Data lines -
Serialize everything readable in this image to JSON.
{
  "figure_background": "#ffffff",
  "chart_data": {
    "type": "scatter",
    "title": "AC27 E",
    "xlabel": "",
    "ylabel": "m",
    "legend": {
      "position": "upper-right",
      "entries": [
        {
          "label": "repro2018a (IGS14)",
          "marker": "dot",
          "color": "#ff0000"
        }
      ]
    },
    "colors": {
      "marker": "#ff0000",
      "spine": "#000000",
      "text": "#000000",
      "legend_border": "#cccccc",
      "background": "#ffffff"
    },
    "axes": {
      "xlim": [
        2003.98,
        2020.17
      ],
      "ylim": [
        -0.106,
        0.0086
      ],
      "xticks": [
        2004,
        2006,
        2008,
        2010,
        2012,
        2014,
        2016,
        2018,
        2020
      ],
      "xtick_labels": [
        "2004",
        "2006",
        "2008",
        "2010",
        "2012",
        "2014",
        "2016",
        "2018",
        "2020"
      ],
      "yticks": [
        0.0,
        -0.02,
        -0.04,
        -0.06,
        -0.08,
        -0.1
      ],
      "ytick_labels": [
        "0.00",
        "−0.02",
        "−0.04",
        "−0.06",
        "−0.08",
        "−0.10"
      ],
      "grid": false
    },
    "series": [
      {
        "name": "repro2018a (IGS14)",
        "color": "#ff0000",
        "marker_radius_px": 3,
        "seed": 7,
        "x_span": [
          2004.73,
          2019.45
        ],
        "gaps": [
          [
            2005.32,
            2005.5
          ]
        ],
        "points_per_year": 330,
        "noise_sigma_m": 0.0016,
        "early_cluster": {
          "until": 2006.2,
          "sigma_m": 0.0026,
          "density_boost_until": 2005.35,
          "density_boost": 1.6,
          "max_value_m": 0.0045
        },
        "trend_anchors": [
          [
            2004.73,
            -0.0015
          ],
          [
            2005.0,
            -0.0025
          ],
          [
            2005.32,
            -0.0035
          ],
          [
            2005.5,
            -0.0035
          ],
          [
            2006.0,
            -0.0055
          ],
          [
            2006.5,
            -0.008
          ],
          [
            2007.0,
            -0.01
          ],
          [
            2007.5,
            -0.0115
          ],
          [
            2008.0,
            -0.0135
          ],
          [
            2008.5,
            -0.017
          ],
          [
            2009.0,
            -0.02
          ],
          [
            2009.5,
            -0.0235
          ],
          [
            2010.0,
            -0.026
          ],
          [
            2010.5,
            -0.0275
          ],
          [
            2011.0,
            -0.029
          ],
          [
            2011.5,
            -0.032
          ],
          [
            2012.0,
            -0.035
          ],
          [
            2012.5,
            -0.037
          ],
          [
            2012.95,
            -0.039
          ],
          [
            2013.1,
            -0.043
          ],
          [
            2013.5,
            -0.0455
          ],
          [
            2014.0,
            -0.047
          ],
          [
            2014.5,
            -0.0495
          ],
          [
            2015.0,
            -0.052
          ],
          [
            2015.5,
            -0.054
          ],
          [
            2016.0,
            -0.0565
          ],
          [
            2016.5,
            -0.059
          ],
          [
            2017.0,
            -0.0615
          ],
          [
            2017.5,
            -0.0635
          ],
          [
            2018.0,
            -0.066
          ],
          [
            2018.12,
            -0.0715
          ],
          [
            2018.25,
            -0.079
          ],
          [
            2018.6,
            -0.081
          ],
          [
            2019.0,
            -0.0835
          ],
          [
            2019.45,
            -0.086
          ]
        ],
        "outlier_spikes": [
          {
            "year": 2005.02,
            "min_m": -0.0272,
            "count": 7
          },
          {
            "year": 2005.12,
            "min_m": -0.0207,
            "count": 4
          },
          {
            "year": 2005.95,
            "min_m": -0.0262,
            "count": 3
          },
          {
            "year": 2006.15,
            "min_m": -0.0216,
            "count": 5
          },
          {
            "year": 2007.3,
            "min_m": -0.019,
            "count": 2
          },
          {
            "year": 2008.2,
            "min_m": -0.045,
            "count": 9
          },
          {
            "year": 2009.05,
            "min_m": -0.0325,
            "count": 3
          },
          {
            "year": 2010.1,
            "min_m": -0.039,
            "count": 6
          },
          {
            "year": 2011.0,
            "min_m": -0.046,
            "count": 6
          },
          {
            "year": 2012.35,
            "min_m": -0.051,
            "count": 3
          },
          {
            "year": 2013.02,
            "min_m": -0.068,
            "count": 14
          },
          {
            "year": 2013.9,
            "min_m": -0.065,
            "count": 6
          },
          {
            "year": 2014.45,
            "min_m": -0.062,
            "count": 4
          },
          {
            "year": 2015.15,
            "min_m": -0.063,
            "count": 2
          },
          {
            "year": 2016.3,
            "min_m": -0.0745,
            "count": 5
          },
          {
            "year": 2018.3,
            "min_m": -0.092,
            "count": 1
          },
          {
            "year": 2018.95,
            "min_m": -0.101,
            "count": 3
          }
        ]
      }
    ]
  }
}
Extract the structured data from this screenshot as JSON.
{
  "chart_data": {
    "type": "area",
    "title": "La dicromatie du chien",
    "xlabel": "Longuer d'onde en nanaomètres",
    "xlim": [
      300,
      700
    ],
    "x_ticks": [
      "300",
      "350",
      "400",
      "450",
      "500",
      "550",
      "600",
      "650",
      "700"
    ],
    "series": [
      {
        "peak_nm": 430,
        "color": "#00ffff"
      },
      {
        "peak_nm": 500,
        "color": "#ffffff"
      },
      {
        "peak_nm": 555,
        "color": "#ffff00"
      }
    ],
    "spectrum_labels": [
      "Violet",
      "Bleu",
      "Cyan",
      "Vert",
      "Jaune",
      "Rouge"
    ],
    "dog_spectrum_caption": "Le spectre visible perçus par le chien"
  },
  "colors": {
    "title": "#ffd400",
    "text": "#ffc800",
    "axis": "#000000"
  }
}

Exercise details - Search the entries for the string "xlabel" and collect each line that has it.

Output of the task -
    "xlabel": "",
    "xlabel": "Longuer d'onde en nanaomètres",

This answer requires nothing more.